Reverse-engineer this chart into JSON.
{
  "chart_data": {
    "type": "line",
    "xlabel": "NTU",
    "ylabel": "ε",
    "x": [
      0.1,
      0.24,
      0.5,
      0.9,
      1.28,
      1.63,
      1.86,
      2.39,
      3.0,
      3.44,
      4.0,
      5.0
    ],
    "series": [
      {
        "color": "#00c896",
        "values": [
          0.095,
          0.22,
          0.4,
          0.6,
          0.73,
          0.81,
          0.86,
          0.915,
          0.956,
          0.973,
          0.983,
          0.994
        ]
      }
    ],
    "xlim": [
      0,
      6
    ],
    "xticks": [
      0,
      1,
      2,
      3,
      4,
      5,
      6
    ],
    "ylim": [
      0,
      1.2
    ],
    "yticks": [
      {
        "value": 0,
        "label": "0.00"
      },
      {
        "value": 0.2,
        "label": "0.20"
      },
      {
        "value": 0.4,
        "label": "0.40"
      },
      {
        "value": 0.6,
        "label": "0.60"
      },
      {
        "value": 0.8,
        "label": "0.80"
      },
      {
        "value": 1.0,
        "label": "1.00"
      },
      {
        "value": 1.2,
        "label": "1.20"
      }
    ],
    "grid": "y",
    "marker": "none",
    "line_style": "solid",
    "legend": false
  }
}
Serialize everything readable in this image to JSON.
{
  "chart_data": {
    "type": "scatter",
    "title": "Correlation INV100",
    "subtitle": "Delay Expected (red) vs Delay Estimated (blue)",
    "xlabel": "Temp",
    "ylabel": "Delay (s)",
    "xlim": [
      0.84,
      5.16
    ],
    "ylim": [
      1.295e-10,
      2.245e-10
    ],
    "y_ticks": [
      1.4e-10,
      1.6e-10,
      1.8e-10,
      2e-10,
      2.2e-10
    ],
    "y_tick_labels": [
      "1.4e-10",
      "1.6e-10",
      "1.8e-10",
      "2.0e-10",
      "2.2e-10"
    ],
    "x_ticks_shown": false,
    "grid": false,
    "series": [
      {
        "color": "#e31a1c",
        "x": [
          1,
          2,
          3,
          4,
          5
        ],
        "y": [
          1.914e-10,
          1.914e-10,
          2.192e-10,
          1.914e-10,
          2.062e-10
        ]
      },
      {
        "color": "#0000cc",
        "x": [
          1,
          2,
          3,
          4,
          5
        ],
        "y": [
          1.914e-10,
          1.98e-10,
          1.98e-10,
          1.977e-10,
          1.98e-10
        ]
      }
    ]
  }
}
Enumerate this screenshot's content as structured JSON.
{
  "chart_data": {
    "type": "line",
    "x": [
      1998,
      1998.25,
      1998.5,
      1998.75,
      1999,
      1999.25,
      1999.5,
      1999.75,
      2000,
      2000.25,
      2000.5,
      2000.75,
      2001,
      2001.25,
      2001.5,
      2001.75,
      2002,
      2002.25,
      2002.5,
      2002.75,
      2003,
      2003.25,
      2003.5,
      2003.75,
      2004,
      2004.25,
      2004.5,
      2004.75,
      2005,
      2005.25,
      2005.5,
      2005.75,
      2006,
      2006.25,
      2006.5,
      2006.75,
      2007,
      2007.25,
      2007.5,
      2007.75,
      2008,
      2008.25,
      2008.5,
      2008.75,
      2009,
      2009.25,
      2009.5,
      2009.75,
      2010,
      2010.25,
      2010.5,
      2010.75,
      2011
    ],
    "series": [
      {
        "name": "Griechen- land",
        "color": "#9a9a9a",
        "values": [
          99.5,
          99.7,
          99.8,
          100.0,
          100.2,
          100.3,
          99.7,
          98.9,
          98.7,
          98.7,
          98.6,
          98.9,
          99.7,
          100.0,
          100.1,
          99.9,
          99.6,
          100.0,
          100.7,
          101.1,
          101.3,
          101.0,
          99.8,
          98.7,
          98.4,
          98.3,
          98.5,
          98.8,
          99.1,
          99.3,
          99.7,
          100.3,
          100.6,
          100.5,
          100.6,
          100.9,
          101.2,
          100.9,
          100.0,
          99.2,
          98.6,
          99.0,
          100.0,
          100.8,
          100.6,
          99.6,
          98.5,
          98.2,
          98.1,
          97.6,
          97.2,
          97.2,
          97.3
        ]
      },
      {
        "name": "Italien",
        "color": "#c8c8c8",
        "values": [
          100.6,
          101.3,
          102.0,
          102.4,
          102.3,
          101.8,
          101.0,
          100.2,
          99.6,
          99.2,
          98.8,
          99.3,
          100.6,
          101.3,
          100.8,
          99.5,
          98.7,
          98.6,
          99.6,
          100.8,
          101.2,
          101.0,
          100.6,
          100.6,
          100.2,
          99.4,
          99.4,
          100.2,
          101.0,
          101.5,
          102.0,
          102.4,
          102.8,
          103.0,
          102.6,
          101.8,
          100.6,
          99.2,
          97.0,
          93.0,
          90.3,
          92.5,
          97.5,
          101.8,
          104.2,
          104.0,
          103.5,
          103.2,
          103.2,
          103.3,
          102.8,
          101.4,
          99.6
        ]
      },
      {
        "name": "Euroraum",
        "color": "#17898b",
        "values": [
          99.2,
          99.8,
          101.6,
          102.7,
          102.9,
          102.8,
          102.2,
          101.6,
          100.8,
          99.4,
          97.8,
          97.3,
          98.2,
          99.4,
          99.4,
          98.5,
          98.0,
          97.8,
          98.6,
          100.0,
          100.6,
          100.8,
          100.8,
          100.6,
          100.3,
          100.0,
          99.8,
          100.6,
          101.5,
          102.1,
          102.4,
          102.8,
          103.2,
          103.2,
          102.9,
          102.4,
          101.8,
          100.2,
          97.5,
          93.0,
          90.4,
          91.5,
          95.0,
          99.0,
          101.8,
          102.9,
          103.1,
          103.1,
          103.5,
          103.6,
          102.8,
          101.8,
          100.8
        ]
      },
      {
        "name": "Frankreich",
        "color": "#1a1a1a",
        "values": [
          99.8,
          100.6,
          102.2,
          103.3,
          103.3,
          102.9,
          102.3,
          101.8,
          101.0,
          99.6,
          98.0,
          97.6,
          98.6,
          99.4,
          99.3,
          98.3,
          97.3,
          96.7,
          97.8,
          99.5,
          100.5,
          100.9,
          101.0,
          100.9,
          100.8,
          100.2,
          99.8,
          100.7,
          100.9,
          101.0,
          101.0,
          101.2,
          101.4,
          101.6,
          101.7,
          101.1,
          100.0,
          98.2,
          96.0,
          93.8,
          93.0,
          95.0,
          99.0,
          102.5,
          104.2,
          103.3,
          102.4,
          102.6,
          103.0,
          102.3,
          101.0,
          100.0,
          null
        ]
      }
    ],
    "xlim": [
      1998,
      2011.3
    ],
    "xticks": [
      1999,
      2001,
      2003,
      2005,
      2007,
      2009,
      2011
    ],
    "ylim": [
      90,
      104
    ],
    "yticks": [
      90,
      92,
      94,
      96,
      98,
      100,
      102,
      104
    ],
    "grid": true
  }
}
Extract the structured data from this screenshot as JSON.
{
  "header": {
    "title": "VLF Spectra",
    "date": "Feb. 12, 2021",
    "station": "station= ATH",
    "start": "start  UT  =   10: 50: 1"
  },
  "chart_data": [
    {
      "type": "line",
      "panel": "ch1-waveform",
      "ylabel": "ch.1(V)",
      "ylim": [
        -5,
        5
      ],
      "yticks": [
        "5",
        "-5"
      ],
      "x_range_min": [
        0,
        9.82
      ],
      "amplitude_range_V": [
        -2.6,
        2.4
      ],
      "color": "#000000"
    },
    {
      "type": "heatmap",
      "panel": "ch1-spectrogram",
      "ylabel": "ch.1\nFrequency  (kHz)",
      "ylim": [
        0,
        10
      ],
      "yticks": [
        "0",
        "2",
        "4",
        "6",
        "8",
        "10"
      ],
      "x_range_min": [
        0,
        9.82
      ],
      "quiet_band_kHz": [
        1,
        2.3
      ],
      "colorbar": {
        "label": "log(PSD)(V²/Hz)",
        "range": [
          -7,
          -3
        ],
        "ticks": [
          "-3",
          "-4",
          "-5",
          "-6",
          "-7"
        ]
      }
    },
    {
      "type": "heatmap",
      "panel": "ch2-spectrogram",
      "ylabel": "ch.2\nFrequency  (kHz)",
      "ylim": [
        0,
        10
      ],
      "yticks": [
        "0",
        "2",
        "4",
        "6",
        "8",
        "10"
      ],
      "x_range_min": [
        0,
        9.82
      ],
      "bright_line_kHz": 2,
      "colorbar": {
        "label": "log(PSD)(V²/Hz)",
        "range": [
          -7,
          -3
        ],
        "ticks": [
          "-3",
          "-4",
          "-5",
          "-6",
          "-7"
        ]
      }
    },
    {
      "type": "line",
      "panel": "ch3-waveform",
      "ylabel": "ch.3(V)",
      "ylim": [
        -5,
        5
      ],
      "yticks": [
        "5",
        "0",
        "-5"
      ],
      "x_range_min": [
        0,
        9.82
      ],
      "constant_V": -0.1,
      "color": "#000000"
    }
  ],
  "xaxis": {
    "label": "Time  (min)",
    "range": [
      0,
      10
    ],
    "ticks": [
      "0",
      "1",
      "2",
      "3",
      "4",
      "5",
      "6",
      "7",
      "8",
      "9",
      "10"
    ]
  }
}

[Aim] How many lines in the records above contain the word "JSON"? Reply with the number alone.

[Expected answer] 4